(Records from a data collection)
▼▼▼

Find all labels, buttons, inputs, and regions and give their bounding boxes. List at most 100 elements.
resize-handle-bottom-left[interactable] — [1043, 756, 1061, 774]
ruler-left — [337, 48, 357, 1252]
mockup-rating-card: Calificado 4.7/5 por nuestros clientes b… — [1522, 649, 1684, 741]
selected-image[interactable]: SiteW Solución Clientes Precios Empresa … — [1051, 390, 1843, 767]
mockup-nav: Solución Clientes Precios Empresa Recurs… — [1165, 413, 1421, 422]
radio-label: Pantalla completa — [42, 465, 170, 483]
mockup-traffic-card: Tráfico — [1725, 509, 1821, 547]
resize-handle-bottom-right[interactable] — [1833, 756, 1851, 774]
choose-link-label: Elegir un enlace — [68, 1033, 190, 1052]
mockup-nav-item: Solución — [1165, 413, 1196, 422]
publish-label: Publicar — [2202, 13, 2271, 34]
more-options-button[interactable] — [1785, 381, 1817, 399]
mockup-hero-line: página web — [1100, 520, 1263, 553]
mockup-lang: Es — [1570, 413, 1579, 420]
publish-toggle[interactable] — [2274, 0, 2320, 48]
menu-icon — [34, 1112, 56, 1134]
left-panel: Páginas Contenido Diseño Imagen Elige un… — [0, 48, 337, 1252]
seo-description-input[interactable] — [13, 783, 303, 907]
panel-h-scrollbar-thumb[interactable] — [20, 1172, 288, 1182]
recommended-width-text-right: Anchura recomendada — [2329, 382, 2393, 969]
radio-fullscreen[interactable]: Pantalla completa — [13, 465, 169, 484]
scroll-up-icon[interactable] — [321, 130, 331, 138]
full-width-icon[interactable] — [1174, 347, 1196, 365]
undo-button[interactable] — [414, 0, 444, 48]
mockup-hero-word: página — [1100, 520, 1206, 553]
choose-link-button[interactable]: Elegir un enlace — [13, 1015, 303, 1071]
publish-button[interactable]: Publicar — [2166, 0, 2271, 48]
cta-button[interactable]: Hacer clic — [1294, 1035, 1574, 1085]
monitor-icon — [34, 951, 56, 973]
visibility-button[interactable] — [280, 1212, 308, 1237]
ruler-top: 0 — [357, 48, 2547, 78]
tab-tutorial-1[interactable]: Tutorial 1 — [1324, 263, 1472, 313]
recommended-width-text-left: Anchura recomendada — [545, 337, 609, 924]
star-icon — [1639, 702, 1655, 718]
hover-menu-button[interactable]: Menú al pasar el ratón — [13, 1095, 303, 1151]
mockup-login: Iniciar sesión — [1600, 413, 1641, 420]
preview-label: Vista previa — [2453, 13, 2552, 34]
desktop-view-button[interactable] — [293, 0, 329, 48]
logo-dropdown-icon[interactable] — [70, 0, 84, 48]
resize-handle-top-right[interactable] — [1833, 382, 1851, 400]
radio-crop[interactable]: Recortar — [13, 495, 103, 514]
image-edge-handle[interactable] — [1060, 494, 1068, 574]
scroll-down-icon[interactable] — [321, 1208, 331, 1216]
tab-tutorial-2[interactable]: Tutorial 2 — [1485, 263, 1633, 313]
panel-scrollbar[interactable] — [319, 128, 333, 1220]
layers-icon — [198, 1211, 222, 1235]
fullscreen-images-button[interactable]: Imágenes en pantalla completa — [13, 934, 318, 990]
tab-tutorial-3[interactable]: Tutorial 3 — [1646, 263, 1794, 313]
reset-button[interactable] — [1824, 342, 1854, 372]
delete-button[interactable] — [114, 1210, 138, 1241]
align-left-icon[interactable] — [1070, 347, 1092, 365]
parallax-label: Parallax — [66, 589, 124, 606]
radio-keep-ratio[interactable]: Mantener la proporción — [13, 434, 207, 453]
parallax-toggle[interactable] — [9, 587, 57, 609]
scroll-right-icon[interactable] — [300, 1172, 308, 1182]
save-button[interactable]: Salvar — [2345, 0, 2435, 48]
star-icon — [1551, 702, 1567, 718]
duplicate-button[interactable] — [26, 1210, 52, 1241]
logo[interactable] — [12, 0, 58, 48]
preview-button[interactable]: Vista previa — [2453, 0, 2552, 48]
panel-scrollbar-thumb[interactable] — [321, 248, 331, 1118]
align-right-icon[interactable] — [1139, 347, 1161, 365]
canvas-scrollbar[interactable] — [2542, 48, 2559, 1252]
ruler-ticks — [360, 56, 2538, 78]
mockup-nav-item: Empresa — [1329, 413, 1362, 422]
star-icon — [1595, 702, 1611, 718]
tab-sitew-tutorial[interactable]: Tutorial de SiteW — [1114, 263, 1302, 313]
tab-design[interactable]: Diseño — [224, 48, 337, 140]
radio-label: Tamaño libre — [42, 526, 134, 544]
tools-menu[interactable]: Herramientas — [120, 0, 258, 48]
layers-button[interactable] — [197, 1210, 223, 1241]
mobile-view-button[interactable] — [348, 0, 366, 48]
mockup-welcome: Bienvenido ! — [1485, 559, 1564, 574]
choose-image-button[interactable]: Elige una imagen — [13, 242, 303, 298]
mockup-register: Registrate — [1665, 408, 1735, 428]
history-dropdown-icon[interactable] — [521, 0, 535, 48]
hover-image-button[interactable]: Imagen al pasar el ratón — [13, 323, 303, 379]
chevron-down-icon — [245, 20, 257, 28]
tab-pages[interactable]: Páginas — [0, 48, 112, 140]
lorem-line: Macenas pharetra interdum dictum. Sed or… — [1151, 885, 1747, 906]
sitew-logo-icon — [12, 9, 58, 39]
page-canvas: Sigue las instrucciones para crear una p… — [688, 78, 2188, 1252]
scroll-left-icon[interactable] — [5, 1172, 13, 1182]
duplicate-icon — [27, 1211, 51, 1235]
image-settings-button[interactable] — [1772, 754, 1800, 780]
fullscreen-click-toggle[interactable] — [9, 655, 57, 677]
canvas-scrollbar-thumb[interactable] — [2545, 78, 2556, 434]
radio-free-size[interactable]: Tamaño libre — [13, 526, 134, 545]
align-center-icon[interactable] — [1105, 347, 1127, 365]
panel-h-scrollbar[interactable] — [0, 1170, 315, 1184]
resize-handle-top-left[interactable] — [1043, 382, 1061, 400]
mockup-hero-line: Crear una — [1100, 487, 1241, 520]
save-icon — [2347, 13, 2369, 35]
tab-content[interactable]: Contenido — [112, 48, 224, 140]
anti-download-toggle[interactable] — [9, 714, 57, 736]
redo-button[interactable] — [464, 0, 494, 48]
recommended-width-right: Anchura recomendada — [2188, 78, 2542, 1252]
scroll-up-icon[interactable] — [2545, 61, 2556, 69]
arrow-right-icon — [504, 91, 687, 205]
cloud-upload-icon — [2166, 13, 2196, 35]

▲▲▲

ACTION ITEM: Wherever the string "Solución" appears in the data above, report the whole line.

RESULT:
selected-image[interactable]: SiteW Solución Clientes Precios Empresa … — [1051, 390, 1843, 767]
mockup-nav: Solución Clientes Precios Empresa Recurs… — [1165, 413, 1421, 422]
mockup-nav-item: Solución — [1165, 413, 1196, 422]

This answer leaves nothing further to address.